*A block of data*
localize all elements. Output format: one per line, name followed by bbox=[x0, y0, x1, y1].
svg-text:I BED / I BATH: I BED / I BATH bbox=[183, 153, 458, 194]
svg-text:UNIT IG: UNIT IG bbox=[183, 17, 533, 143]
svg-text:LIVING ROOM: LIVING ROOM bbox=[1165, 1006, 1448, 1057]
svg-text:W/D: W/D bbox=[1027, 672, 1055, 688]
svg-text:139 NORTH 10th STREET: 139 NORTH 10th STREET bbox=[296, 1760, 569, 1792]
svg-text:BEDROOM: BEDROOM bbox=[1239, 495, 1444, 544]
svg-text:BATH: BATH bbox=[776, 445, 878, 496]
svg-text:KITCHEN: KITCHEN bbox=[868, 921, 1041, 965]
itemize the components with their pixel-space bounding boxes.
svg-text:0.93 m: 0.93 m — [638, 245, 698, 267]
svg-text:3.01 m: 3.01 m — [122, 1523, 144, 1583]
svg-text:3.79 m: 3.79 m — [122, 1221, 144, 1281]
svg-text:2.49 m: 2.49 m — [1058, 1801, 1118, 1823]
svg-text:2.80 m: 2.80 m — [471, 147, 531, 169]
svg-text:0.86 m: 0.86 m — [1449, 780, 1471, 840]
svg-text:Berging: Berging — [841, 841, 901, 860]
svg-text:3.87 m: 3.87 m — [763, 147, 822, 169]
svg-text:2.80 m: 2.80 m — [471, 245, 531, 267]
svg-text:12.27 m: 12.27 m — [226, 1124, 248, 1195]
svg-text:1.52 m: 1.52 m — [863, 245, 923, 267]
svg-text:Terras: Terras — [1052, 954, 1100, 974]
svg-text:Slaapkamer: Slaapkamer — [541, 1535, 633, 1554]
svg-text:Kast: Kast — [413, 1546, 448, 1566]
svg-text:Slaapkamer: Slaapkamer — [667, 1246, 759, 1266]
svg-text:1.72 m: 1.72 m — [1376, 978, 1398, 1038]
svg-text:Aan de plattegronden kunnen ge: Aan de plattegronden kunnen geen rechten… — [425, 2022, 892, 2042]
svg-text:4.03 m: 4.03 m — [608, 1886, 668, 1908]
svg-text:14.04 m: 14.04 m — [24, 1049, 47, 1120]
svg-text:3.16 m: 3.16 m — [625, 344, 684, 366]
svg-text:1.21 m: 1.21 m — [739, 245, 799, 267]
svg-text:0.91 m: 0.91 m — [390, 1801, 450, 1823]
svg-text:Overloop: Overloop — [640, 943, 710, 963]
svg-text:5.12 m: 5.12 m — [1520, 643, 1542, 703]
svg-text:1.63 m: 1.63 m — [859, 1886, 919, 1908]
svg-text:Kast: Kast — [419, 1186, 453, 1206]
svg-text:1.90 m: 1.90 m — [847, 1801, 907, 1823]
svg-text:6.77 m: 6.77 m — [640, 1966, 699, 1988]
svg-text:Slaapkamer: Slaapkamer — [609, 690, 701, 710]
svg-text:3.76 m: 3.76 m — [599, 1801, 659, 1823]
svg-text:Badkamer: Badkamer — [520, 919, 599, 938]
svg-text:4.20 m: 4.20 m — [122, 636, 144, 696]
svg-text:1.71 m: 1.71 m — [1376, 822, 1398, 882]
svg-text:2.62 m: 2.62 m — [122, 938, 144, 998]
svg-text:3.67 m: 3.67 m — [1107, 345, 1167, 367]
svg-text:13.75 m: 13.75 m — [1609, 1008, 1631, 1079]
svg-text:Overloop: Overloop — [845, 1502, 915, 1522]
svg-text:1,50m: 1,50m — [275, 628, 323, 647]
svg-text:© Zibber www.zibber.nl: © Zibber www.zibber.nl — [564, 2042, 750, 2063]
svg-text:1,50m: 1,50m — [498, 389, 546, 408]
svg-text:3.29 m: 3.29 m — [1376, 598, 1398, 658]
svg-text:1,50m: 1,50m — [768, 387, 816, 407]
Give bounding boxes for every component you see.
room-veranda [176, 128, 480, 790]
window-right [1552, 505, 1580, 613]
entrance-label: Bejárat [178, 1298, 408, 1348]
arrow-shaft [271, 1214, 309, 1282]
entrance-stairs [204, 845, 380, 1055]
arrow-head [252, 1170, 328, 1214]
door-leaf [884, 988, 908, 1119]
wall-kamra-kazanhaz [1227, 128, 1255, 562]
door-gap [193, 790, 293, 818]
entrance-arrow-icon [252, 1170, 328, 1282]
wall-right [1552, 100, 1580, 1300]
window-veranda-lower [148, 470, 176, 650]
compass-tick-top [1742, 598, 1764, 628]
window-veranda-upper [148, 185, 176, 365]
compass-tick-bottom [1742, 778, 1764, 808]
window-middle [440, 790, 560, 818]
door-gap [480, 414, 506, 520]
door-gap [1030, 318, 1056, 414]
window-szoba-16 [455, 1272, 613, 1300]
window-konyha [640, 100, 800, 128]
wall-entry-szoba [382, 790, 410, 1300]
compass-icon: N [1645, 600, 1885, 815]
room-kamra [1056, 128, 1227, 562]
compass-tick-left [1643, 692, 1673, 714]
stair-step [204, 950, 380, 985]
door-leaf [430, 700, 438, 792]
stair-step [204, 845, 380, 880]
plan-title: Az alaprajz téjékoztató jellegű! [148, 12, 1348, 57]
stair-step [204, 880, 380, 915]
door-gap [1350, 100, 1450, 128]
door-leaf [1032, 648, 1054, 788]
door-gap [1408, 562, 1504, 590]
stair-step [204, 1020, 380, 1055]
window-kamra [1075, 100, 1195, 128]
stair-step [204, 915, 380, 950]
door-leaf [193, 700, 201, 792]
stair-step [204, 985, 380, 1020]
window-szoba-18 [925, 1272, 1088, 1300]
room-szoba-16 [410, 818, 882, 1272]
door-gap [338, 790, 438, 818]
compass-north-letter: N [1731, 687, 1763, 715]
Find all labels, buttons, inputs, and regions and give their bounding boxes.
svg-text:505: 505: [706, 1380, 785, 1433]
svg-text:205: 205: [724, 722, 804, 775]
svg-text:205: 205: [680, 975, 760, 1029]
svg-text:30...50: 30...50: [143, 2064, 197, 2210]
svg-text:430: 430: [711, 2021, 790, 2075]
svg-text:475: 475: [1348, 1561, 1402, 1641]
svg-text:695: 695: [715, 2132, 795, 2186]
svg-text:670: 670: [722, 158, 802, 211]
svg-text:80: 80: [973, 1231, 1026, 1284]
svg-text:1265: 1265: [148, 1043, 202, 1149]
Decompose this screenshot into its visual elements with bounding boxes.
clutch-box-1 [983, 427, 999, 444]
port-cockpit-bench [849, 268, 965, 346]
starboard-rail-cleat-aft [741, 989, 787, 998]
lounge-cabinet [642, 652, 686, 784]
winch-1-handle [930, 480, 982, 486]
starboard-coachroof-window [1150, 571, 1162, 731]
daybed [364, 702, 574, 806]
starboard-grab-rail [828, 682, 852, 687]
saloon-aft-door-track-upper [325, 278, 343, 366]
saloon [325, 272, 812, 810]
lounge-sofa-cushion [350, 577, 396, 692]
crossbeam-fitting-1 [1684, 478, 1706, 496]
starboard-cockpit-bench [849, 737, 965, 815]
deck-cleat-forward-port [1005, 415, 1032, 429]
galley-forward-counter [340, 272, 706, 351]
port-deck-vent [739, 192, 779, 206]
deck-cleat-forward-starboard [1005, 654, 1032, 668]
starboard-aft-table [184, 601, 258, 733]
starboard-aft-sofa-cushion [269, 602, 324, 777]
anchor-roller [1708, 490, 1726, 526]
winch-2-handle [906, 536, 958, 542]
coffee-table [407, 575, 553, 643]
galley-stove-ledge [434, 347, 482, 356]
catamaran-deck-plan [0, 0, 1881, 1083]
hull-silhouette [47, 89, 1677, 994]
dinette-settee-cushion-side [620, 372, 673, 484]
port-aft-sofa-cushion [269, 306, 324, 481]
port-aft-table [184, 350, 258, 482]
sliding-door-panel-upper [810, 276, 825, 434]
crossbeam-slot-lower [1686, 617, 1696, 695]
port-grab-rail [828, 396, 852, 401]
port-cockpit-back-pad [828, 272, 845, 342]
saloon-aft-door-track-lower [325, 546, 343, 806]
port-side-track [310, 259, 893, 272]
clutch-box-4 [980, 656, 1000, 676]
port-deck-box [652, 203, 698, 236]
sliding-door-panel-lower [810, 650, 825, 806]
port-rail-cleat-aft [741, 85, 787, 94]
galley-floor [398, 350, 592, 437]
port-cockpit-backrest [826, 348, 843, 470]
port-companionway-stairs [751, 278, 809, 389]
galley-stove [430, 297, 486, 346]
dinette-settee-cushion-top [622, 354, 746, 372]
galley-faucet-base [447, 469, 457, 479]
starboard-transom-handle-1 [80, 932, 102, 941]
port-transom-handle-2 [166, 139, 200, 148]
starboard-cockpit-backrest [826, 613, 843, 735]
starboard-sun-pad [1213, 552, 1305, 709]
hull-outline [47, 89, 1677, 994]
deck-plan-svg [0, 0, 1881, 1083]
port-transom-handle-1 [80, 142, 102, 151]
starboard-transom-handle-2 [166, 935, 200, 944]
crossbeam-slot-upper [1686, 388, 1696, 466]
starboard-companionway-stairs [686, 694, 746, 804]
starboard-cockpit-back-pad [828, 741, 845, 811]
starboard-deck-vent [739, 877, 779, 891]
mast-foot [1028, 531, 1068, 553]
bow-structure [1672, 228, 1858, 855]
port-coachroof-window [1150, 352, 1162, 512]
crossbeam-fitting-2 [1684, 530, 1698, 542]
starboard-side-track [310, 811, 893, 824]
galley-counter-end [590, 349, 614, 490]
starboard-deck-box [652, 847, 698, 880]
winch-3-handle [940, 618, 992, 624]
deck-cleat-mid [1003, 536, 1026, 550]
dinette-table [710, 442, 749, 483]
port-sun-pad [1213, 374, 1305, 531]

*The request*
Write out again everything from the start of the items down to the line containing "svg-text:6.77 m: 6.77", both ends included.

*Exercise answer*
localize all elements. Output format: one per line, name followed by bbox=[x0, y0, x1, y1].
svg-text:I BED / I BATH: I BED / I BATH bbox=[183, 153, 458, 194]
svg-text:UNIT IG: UNIT IG bbox=[183, 17, 533, 143]
svg-text:LIVING ROOM: LIVING ROOM bbox=[1165, 1006, 1448, 1057]
svg-text:W/D: W/D bbox=[1027, 672, 1055, 688]
svg-text:139 NORTH 10th STREET: 139 NORTH 10th STREET bbox=[296, 1760, 569, 1792]
svg-text:BEDROOM: BEDROOM bbox=[1239, 495, 1444, 544]
svg-text:BATH: BATH bbox=[776, 445, 878, 496]
svg-text:KITCHEN: KITCHEN bbox=[868, 921, 1041, 965]
itemize the components with their pixel-space bounding boxes.
svg-text:0.93 m: 0.93 m — [638, 245, 698, 267]
svg-text:3.01 m: 3.01 m — [122, 1523, 144, 1583]
svg-text:3.79 m: 3.79 m — [122, 1221, 144, 1281]
svg-text:2.49 m: 2.49 m — [1058, 1801, 1118, 1823]
svg-text:2.80 m: 2.80 m — [471, 147, 531, 169]
svg-text:0.86 m: 0.86 m — [1449, 780, 1471, 840]
svg-text:Berging: Berging — [841, 841, 901, 860]
svg-text:3.87 m: 3.87 m — [763, 147, 822, 169]
svg-text:2.80 m: 2.80 m — [471, 245, 531, 267]
svg-text:12.27 m: 12.27 m — [226, 1124, 248, 1195]
svg-text:1.52 m: 1.52 m — [863, 245, 923, 267]
svg-text:Terras: Terras — [1052, 954, 1100, 974]
svg-text:Slaapkamer: Slaapkamer — [541, 1535, 633, 1554]
svg-text:Kast: Kast — [413, 1546, 448, 1566]
svg-text:Slaapkamer: Slaapkamer — [667, 1246, 759, 1266]
svg-text:1.72 m: 1.72 m — [1376, 978, 1398, 1038]
svg-text:Aan de plattegronden kunnen ge: Aan de plattegronden kunnen geen rechten… — [425, 2022, 892, 2042]
svg-text:4.03 m: 4.03 m — [608, 1886, 668, 1908]
svg-text:14.04 m: 14.04 m — [24, 1049, 47, 1120]
svg-text:3.16 m: 3.16 m — [625, 344, 684, 366]
svg-text:1.21 m: 1.21 m — [739, 245, 799, 267]
svg-text:0.91 m: 0.91 m — [390, 1801, 450, 1823]
svg-text:Overloop: Overloop — [640, 943, 710, 963]
svg-text:5.12 m: 5.12 m — [1520, 643, 1542, 703]
svg-text:1.63 m: 1.63 m — [859, 1886, 919, 1908]
svg-text:Kast: Kast — [419, 1186, 453, 1206]
svg-text:1.90 m: 1.90 m — [847, 1801, 907, 1823]
svg-text:6.77 m: 6.77 m — [640, 1966, 699, 1988]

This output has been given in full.